Saved entries
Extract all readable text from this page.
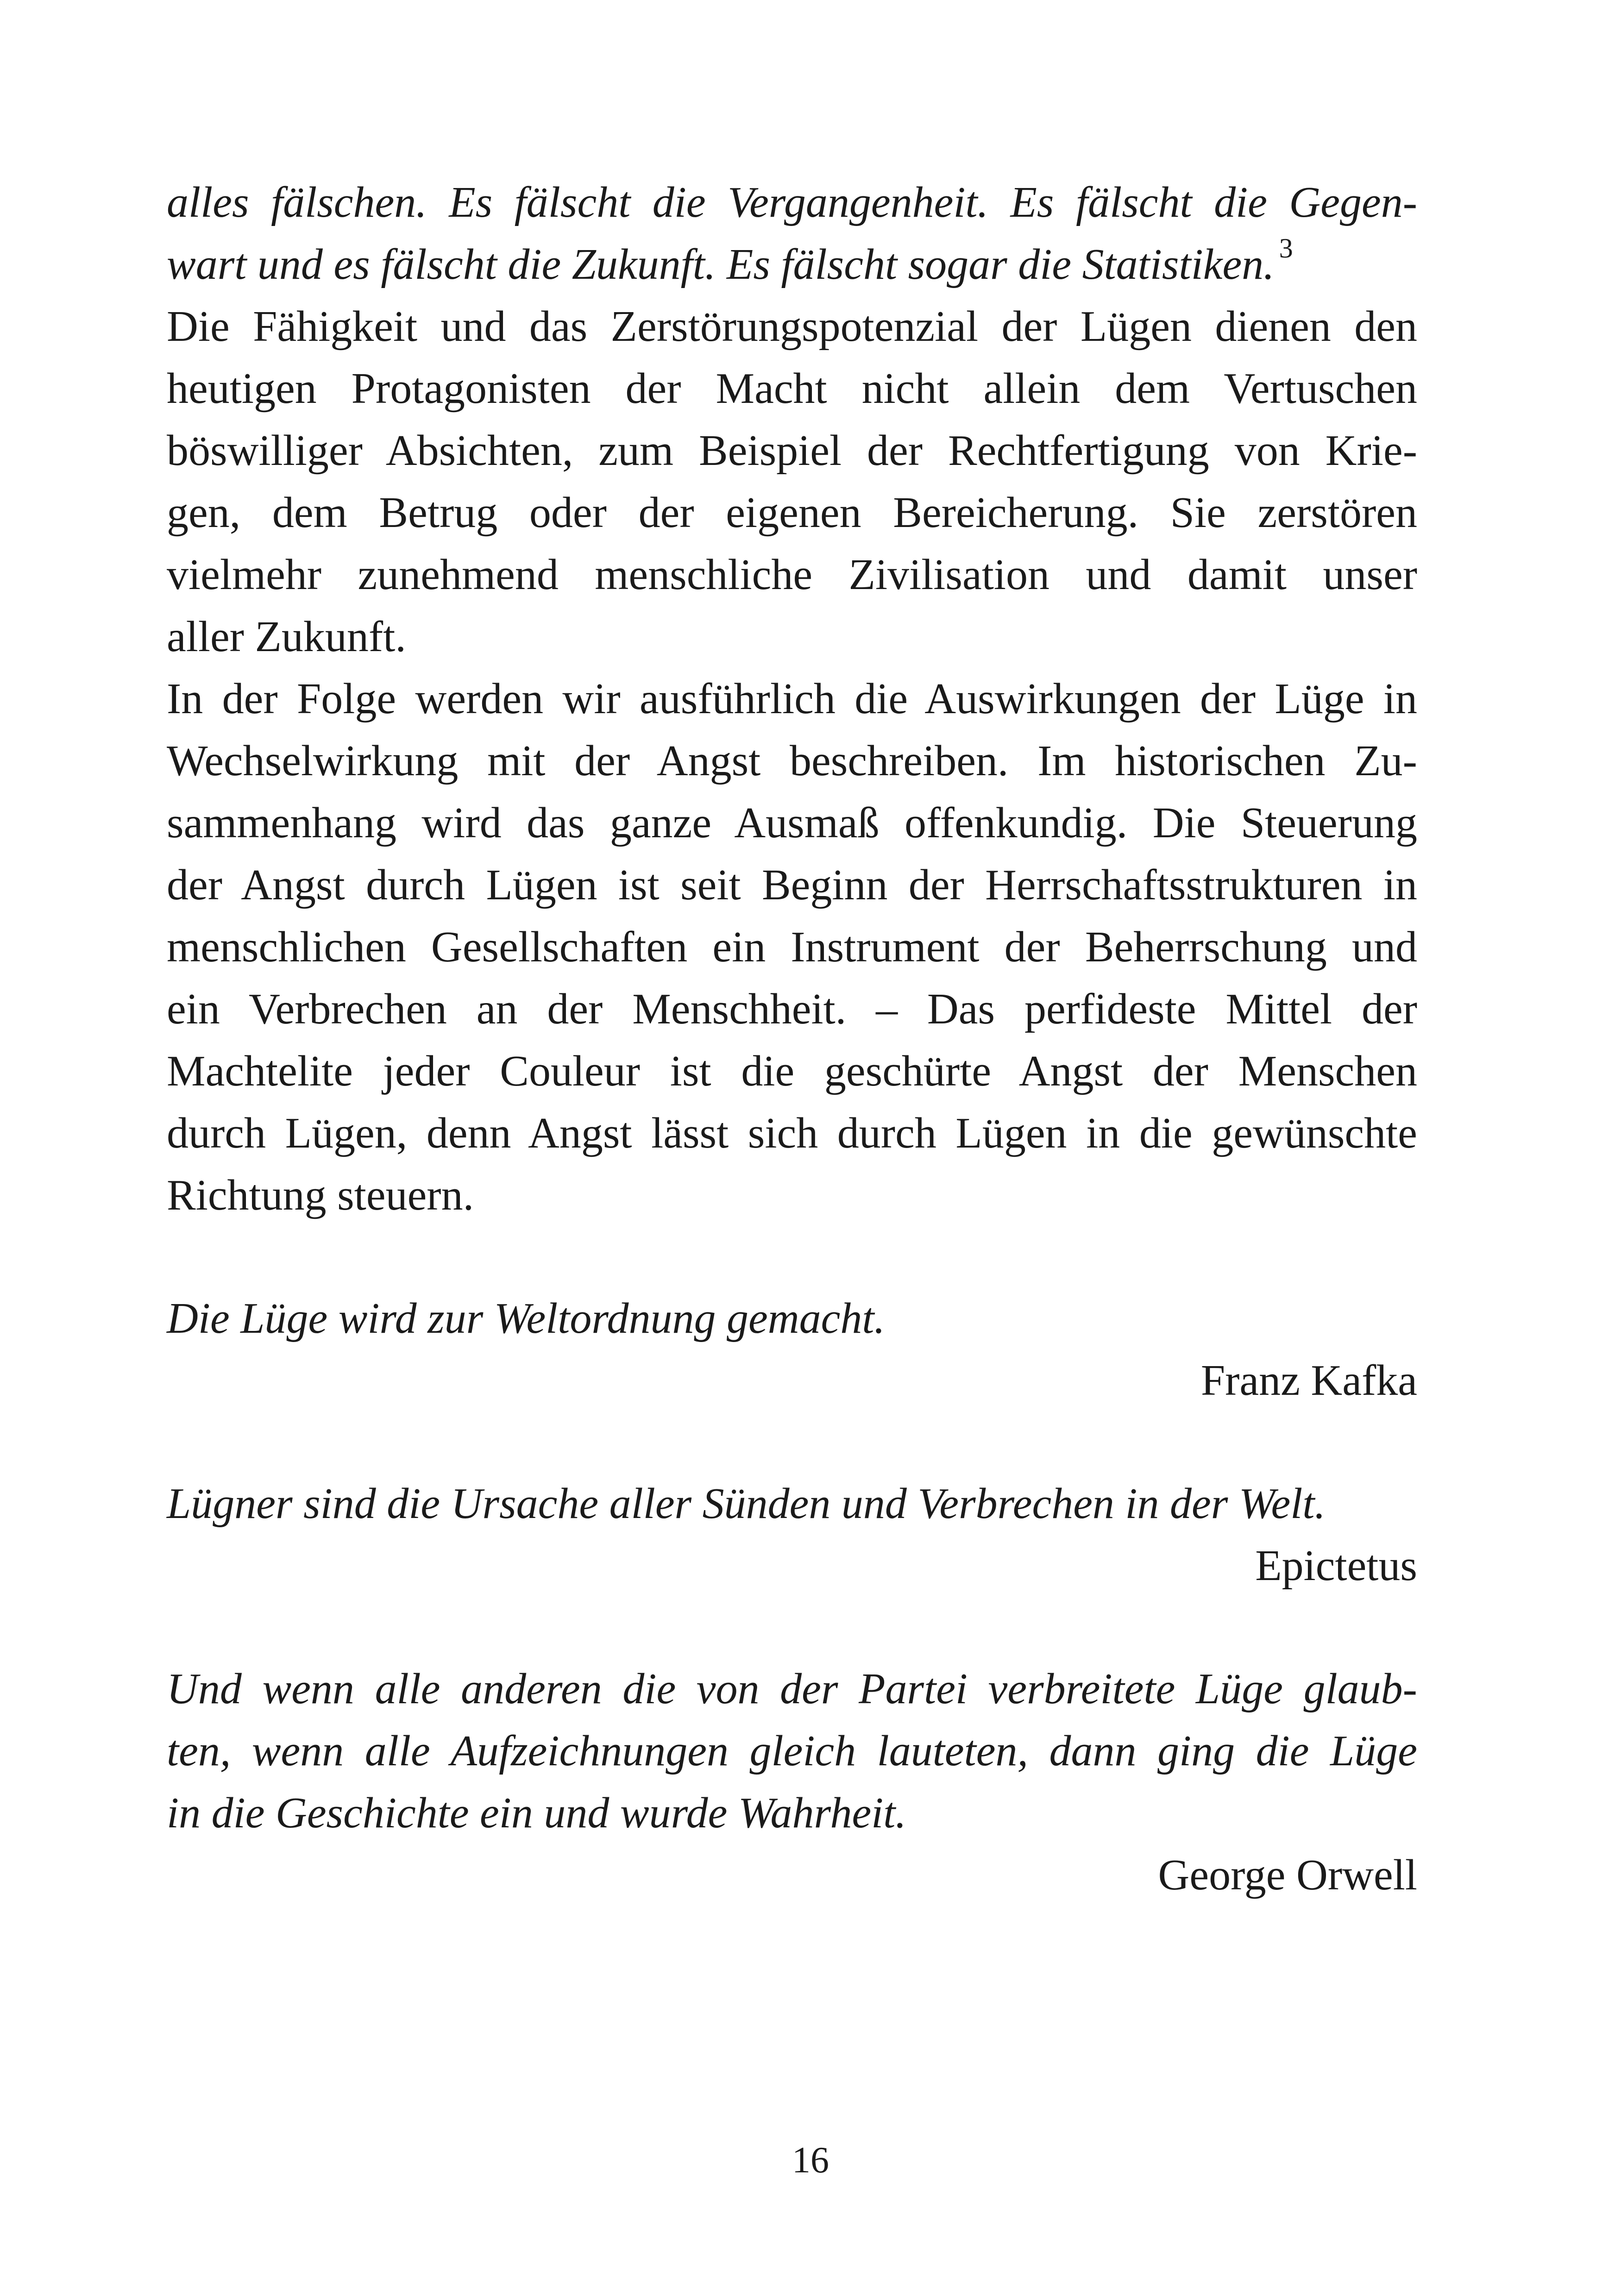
alles fälschen. Es fälscht die Vergangenheit. Es fälscht die Gegen-
wart und es fälscht die Zukunft. Es fälscht sogar die Statistiken. $^3$
Die Fähigkeit und das Zerstörungspotenzial der Lügen dienen den
heutigen Protagonisten der Macht nicht allein dem Vertuschen
böswilliger Absichten, zum Beispiel der Rechtfertigung von Krie-
gen, dem Betrug oder der eigenen Bereicherung. Sie zerstören
vielmehr zunehmend menschliche Zivilisation und damit unser
aller Zukunft.
In der Folge werden wir ausführlich die Auswirkungen der Lüge in
Wechselwirkung mit der Angst beschreiben. Im historischen Zu-
sammenhang wird das ganze Ausmaß offenkundig. Die Steuerung
der Angst durch Lügen ist seit Beginn der Herrschaftsstrukturen in
menschlichen Gesellschaften ein Instrument der Beherrschung und
ein Verbrechen an der Menschheit. – Das perfideste Mittel der
Machtelite jeder Couleur ist die geschürte Angst der Menschen
durch Lügen, denn Angst lässt sich durch Lügen in die gewünschte
Richtung steuern.
Die Lüge wird zur Weltordnung gemacht.
Franz Kafka
Lügner sind die Ursache aller Sünden und Verbrechen in der Welt.
Epictetus
Und wenn alle anderen die von der Partei verbreitete Lüge glaub-
ten, wenn alle Aufzeichnungen gleich lauteten, dann ging die Lüge
in die Geschichte ein und wurde Wahrheit.
George Orwell
16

Work instructions:
Print the complete listing exactly as it stands, without its pictures.

Final answer:
Extract all readable text from this page.
alles fälschen. Es fälscht die Vergangenheit. Es fälscht die Gegen-
wart und es fälscht die Zukunft. Es fälscht sogar die Statistiken. $^3$
Die Fähigkeit und das Zerstörungspotenzial der Lügen dienen den
heutigen Protagonisten der Macht nicht allein dem Vertuschen
böswilliger Absichten, zum Beispiel der Rechtfertigung von Krie-
gen, dem Betrug oder der eigenen Bereicherung. Sie zerstören
vielmehr zunehmend menschliche Zivilisation und damit unser
aller Zukunft.
In der Folge werden wir ausführlich die Auswirkungen der Lüge in
Wechselwirkung mit der Angst beschreiben. Im historischen Zu-
sammenhang wird das ganze Ausmaß offenkundig. Die Steuerung
der Angst durch Lügen ist seit Beginn der Herrschaftsstrukturen in
menschlichen Gesellschaften ein Instrument der Beherrschung und
ein Verbrechen an der Menschheit. – Das perfideste Mittel der
Machtelite jeder Couleur ist die geschürte Angst der Menschen
durch Lügen, denn Angst lässt sich durch Lügen in die gewünschte
Richtung steuern.
Die Lüge wird zur Weltordnung gemacht.
Franz Kafka
Lügner sind die Ursache aller Sünden und Verbrechen in der Welt.
Epictetus
Und wenn alle anderen die von der Partei verbreitete Lüge glaub-
ten, wenn alle Aufzeichnungen gleich lauteten, dann ging die Lüge
in die Geschichte ein und wurde Wahrheit.
George Orwell
16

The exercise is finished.